Dataset rows
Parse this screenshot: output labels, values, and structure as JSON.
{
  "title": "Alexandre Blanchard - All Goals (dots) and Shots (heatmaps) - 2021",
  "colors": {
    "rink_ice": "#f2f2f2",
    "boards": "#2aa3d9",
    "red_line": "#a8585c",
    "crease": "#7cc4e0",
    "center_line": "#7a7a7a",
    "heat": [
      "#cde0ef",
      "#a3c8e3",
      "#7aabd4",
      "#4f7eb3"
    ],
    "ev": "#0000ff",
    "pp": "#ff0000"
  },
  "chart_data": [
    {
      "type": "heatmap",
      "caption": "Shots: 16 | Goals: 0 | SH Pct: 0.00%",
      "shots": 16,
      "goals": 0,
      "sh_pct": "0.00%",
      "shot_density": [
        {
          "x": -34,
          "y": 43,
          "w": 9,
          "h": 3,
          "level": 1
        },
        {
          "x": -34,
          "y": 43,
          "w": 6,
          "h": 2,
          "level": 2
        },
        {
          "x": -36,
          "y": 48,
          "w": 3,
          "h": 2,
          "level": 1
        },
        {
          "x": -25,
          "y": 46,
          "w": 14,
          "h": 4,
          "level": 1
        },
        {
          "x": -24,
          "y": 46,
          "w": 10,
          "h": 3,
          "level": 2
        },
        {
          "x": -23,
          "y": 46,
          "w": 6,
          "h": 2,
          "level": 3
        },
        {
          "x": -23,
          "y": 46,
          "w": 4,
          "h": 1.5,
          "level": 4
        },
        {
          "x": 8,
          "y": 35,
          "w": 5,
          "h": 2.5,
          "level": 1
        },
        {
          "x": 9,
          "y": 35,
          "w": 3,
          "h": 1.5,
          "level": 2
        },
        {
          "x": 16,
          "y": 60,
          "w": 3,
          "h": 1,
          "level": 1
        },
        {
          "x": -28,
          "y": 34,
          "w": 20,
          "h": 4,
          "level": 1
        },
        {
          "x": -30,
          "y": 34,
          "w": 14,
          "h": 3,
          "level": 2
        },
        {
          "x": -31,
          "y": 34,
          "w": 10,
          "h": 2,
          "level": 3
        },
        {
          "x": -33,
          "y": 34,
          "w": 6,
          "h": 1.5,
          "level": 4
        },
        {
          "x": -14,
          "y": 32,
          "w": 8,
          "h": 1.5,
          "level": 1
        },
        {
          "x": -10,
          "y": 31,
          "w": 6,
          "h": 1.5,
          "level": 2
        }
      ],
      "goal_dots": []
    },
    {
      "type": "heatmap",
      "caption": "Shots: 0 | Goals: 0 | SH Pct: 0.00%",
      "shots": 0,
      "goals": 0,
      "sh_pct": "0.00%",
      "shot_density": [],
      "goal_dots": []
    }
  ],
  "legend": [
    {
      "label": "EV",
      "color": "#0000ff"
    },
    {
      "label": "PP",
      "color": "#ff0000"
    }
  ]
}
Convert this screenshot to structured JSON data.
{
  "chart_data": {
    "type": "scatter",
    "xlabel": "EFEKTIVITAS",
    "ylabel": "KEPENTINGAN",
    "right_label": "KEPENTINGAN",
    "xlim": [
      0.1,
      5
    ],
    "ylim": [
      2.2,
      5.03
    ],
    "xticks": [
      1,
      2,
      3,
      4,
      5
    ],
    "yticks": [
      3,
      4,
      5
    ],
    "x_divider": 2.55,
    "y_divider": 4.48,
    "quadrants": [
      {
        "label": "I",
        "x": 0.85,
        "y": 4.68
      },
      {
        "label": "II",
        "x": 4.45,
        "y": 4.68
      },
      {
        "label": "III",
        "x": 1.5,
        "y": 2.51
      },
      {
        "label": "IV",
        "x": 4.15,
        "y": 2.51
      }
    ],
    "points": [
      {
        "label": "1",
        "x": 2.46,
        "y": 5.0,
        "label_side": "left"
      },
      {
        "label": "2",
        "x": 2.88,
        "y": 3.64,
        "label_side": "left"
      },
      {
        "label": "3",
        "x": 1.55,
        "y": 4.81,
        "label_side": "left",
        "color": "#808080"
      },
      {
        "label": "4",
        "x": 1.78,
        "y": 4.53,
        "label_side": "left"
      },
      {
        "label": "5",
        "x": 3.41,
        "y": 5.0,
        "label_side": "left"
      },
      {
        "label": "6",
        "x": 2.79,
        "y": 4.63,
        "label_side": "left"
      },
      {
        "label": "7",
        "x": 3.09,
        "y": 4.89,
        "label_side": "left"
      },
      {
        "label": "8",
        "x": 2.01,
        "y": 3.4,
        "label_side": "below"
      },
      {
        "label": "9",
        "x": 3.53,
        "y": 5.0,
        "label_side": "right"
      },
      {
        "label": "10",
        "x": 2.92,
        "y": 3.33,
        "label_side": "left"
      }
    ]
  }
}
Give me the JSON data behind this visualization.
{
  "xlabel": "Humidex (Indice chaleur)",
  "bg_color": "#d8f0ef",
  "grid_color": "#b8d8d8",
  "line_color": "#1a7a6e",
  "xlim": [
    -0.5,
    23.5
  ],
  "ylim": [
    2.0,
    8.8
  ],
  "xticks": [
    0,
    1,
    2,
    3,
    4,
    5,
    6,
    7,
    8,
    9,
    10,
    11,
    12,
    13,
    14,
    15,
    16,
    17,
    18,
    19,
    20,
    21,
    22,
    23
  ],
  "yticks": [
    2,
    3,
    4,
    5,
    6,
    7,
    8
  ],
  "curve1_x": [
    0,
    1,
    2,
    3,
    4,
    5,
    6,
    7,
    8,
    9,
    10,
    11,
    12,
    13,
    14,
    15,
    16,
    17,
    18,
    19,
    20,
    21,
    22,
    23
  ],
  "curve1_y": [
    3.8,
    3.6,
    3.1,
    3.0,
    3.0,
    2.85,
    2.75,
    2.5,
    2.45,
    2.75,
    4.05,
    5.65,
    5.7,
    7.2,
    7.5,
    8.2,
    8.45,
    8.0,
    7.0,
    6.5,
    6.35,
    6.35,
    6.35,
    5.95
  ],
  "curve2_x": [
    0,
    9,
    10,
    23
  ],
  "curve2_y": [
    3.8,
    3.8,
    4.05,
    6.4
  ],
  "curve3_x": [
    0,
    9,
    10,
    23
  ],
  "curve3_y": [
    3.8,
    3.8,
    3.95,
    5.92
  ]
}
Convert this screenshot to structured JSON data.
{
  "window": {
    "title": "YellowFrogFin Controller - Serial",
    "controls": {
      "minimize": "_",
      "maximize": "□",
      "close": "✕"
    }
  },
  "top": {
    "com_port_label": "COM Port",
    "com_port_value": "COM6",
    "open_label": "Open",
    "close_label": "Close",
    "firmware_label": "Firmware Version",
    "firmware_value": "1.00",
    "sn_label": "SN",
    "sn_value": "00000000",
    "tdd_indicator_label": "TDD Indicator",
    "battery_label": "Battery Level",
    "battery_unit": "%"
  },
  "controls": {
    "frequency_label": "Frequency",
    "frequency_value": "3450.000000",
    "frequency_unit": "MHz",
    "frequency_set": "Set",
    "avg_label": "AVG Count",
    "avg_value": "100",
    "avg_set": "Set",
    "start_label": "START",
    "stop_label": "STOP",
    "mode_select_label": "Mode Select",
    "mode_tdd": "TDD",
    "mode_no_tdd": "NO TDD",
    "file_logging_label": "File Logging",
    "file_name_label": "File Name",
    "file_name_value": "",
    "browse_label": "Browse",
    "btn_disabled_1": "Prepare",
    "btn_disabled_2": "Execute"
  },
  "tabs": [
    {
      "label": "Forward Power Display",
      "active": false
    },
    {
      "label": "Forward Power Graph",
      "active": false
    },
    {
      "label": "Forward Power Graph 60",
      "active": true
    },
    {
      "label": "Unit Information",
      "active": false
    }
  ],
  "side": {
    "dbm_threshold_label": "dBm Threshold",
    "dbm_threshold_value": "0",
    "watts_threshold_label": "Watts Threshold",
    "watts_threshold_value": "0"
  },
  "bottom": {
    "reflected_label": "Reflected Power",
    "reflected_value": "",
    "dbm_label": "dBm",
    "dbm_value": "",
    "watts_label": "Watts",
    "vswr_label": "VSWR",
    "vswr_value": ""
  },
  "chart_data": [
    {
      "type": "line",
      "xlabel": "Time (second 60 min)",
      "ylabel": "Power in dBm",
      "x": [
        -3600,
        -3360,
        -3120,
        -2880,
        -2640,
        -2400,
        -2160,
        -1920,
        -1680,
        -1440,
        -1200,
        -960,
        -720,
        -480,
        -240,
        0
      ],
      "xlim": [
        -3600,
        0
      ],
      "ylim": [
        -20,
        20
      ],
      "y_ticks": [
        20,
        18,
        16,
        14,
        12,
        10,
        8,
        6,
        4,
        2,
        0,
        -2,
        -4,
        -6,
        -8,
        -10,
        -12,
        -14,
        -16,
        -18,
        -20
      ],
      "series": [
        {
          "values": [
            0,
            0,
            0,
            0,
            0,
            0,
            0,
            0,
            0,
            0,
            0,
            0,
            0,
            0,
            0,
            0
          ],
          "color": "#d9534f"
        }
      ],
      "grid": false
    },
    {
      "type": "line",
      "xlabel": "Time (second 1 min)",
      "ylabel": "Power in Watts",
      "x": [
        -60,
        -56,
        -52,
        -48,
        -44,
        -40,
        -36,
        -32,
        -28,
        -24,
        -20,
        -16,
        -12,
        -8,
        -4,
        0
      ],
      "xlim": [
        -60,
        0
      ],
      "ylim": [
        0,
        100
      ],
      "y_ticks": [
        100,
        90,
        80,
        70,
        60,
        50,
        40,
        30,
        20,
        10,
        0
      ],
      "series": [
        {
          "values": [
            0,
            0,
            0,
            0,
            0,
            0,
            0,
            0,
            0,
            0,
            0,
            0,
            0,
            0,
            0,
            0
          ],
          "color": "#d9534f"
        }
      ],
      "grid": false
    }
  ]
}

◆ **THE EXERCISE**
Read the data above and pull out each line that holds the string "Forward".

◆ **SOLUTION TO THE PROBLEM**
      "label": "Forward Power Display",
      "label": "Forward Power Graph",
      "label": "Forward Power Graph 60",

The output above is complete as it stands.